**EXTRACTED DATA**:

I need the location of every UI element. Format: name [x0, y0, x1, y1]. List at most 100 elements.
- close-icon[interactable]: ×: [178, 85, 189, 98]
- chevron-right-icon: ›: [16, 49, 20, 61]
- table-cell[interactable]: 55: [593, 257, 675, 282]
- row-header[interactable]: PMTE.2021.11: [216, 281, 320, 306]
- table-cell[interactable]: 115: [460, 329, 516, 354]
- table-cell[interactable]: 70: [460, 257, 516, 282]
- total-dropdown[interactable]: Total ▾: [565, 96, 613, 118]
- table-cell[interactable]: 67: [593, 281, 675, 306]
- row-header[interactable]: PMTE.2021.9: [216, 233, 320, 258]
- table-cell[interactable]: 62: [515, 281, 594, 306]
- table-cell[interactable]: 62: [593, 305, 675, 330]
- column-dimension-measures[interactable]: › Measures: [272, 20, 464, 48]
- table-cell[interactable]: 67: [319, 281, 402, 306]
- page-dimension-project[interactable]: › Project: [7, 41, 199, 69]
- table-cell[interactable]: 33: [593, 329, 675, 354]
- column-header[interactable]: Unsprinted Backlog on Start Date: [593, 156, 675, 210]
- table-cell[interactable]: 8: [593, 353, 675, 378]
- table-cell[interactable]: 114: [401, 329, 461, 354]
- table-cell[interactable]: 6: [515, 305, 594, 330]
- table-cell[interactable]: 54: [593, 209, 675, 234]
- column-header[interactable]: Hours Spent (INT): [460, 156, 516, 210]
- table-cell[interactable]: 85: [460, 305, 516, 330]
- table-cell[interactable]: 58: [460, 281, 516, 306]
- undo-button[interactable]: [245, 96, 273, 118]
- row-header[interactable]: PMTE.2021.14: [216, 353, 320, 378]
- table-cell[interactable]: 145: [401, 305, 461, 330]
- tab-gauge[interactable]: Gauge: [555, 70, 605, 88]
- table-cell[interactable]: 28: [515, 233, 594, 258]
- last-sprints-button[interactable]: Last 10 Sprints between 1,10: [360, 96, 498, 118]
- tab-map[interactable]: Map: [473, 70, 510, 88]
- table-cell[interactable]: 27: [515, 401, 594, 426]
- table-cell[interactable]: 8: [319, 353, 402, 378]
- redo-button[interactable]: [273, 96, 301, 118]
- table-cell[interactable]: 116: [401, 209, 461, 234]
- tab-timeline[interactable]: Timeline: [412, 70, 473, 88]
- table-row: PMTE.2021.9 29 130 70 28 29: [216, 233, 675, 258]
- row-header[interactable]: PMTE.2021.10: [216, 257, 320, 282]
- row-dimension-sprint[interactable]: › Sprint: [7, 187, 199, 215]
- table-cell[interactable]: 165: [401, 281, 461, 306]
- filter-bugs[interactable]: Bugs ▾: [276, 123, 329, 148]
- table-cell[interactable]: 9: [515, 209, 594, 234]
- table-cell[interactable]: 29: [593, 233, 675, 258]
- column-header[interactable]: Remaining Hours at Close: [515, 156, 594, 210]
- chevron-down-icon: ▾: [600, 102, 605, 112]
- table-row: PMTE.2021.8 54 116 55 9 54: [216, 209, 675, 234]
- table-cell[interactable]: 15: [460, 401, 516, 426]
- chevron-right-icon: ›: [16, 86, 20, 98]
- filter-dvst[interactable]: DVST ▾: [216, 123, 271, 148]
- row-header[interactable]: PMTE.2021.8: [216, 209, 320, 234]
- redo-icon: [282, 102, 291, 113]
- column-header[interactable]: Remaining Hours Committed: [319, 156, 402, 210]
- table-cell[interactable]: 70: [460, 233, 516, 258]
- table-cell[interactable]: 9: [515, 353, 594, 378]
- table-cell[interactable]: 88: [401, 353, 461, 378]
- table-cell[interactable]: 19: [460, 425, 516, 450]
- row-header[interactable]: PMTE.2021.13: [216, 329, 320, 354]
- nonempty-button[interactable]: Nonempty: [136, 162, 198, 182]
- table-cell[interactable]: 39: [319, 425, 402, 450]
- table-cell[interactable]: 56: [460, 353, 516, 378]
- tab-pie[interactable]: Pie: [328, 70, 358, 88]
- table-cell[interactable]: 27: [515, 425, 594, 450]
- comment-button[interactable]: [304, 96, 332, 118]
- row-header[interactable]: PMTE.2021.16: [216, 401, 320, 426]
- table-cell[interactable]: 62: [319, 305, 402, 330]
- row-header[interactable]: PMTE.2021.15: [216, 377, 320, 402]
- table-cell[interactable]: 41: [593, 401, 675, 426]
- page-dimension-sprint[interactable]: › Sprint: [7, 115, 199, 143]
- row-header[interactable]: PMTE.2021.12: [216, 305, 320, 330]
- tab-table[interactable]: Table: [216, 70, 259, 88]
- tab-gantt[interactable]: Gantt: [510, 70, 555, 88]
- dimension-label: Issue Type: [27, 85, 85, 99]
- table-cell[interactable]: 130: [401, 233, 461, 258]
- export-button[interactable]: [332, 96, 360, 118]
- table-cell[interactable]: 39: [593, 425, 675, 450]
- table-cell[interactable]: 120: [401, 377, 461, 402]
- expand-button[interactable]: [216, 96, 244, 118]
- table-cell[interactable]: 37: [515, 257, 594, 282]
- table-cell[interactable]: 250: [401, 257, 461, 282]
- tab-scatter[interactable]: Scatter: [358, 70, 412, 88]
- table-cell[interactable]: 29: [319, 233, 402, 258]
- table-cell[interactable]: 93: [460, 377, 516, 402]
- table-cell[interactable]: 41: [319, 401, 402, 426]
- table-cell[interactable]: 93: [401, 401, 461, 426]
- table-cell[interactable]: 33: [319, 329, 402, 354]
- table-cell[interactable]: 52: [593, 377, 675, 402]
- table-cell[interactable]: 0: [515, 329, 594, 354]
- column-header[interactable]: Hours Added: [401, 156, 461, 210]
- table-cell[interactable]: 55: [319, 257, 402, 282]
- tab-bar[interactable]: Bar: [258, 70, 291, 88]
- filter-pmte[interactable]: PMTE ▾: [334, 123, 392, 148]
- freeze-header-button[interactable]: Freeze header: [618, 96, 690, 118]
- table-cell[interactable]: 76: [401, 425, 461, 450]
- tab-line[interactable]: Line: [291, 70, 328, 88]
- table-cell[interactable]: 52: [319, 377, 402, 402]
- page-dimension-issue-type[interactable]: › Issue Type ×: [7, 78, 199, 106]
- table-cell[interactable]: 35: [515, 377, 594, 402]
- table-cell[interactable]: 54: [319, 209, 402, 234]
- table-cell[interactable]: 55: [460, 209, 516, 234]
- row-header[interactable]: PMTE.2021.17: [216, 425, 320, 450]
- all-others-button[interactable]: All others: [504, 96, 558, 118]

**EXERCISE AIM**: Please rewrite the records above, replacing "Hours Added" with "Hours Logged" everywhere it appears and leaving everything else unchanged.

**RESPONSE TO THE EXERCISE**:
I need the location of every UI element. Format: name [x0, y0, x1, y1]. List at most 100 elements.
- close-icon[interactable]: ×: [178, 85, 189, 98]
- chevron-right-icon: ›: [16, 49, 20, 61]
- table-cell[interactable]: 55: [593, 257, 675, 282]
- row-header[interactable]: PMTE.2021.11: [216, 281, 320, 306]
- table-cell[interactable]: 115: [460, 329, 516, 354]
- table-cell[interactable]: 70: [460, 257, 516, 282]
- total-dropdown[interactable]: Total ▾: [565, 96, 613, 118]
- table-cell[interactable]: 67: [593, 281, 675, 306]
- row-header[interactable]: PMTE.2021.9: [216, 233, 320, 258]
- table-cell[interactable]: 62: [515, 281, 594, 306]
- table-cell[interactable]: 62: [593, 305, 675, 330]
- column-dimension-measures[interactable]: › Measures: [272, 20, 464, 48]
- table-cell[interactable]: 67: [319, 281, 402, 306]
- page-dimension-project[interactable]: › Project: [7, 41, 199, 69]
- table-cell[interactable]: 33: [593, 329, 675, 354]
- column-header[interactable]: Unsprinted Backlog on Start Date: [593, 156, 675, 210]
- table-cell[interactable]: 8: [593, 353, 675, 378]
- table-cell[interactable]: 114: [401, 329, 461, 354]
- table-cell[interactable]: 6: [515, 305, 594, 330]
- table-cell[interactable]: 54: [593, 209, 675, 234]
- column-header[interactable]: Hours Spent (INT): [460, 156, 516, 210]
- table-cell[interactable]: 85: [460, 305, 516, 330]
- table-cell[interactable]: 58: [460, 281, 516, 306]
- undo-button[interactable]: [245, 96, 273, 118]
- row-header[interactable]: PMTE.2021.14: [216, 353, 320, 378]
- table-cell[interactable]: 145: [401, 305, 461, 330]
- tab-gauge[interactable]: Gauge: [555, 70, 605, 88]
- table-cell[interactable]: 28: [515, 233, 594, 258]
- last-sprints-button[interactable]: Last 10 Sprints between 1,10: [360, 96, 498, 118]
- tab-map[interactable]: Map: [473, 70, 510, 88]
- table-cell[interactable]: 27: [515, 401, 594, 426]
- table-cell[interactable]: 8: [319, 353, 402, 378]
- redo-button[interactable]: [273, 96, 301, 118]
- table-cell[interactable]: 116: [401, 209, 461, 234]
- tab-timeline[interactable]: Timeline: [412, 70, 473, 88]
- table-row: PMTE.2021.9 29 130 70 28 29: [216, 233, 675, 258]
- row-header[interactable]: PMTE.2021.10: [216, 257, 320, 282]
- row-dimension-sprint[interactable]: › Sprint: [7, 187, 199, 215]
- table-cell[interactable]: 165: [401, 281, 461, 306]
- filter-bugs[interactable]: Bugs ▾: [276, 123, 329, 148]
- table-cell[interactable]: 9: [515, 209, 594, 234]
- table-cell[interactable]: 29: [593, 233, 675, 258]
- column-header[interactable]: Remaining Hours at Close: [515, 156, 594, 210]
- chevron-down-icon: ▾: [600, 102, 605, 112]
- table-row: PMTE.2021.8 54 116 55 9 54: [216, 209, 675, 234]
- table-cell[interactable]: 15: [460, 401, 516, 426]
- chevron-right-icon: ›: [16, 86, 20, 98]
- filter-dvst[interactable]: DVST ▾: [216, 123, 271, 148]
- row-header[interactable]: PMTE.2021.8: [216, 209, 320, 234]
- redo-icon: [282, 102, 291, 113]
- column-header[interactable]: Remaining Hours Committed: [319, 156, 402, 210]
- table-cell[interactable]: 70: [460, 233, 516, 258]
- table-cell[interactable]: 9: [515, 353, 594, 378]
- table-cell[interactable]: 88: [401, 353, 461, 378]
- table-cell[interactable]: 19: [460, 425, 516, 450]
- row-header[interactable]: PMTE.2021.13: [216, 329, 320, 354]
- nonempty-button[interactable]: Nonempty: [136, 162, 198, 182]
- table-cell[interactable]: 39: [319, 425, 402, 450]
- table-cell[interactable]: 56: [460, 353, 516, 378]
- tab-pie[interactable]: Pie: [328, 70, 358, 88]
- table-cell[interactable]: 27: [515, 425, 594, 450]
- comment-button[interactable]: [304, 96, 332, 118]
- row-header[interactable]: PMTE.2021.16: [216, 401, 320, 426]
- table-cell[interactable]: 62: [319, 305, 402, 330]
- row-header[interactable]: PMTE.2021.15: [216, 377, 320, 402]
- table-cell[interactable]: 41: [593, 401, 675, 426]
- page-dimension-sprint[interactable]: › Sprint: [7, 115, 199, 143]
- row-header[interactable]: PMTE.2021.12: [216, 305, 320, 330]
- tab-table[interactable]: Table: [216, 70, 259, 88]
- tab-gantt[interactable]: Gantt: [510, 70, 555, 88]
- dimension-label: Issue Type: [27, 85, 85, 99]
- table-cell[interactable]: 130: [401, 233, 461, 258]
- export-button[interactable]: [332, 96, 360, 118]
- table-cell[interactable]: 39: [593, 425, 675, 450]
- table-cell[interactable]: 120: [401, 377, 461, 402]
- expand-button[interactable]: [216, 96, 244, 118]
- table-cell[interactable]: 37: [515, 257, 594, 282]
- table-cell[interactable]: 250: [401, 257, 461, 282]
- tab-scatter[interactable]: Scatter: [358, 70, 412, 88]
- table-cell[interactable]: 29: [319, 233, 402, 258]
- table-cell[interactable]: 93: [460, 377, 516, 402]
- table-cell[interactable]: 41: [319, 401, 402, 426]
- table-cell[interactable]: 93: [401, 401, 461, 426]
- table-cell[interactable]: 33: [319, 329, 402, 354]
- table-cell[interactable]: 52: [593, 377, 675, 402]
- table-cell[interactable]: 0: [515, 329, 594, 354]
- column-header[interactable]: Hours Logged: [401, 156, 461, 210]
- table-cell[interactable]: 55: [319, 257, 402, 282]
- tab-bar[interactable]: Bar: [258, 70, 291, 88]
- filter-pmte[interactable]: PMTE ▾: [334, 123, 392, 148]
- freeze-header-button[interactable]: Freeze header: [618, 96, 690, 118]
- table-cell[interactable]: 76: [401, 425, 461, 450]
- tab-line[interactable]: Line: [291, 70, 328, 88]
- table-cell[interactable]: 52: [319, 377, 402, 402]
- page-dimension-issue-type[interactable]: › Issue Type ×: [7, 78, 199, 106]
- table-cell[interactable]: 35: [515, 377, 594, 402]
- table-cell[interactable]: 54: [319, 209, 402, 234]
- table-cell[interactable]: 55: [460, 209, 516, 234]
- row-header[interactable]: PMTE.2021.17: [216, 425, 320, 450]
- all-others-button[interactable]: All others: [504, 96, 558, 118]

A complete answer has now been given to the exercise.